**WORK TO DO**: Every line below that holds the string "KULTURY" should be copied out.

[Begin SOURCE MATERIAL]

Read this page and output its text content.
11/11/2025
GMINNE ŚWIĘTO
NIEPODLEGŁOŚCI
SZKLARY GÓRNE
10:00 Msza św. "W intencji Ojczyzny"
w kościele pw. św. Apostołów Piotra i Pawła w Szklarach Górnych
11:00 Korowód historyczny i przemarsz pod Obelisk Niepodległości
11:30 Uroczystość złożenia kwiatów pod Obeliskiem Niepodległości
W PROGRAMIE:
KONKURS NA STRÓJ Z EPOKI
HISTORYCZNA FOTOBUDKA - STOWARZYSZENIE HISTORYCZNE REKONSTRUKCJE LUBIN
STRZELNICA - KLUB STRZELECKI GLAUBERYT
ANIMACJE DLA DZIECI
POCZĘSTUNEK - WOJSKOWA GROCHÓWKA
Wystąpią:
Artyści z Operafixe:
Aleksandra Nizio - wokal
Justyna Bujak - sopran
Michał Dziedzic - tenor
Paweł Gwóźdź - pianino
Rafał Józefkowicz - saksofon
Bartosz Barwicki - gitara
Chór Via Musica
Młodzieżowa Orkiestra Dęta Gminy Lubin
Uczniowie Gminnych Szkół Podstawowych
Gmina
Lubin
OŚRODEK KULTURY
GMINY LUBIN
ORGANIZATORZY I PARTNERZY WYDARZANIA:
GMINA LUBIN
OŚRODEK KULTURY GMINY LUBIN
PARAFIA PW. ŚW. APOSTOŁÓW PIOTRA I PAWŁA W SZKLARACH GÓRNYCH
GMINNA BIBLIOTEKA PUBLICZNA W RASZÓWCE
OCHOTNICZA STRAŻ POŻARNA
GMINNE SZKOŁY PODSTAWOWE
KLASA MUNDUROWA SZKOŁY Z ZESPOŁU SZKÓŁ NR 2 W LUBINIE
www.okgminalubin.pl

[End SOURCE MATERIAL]

**FULL SOLUTION**:
OŚRODEK KULTURY
OŚRODEK KULTURY GMINY LUBIN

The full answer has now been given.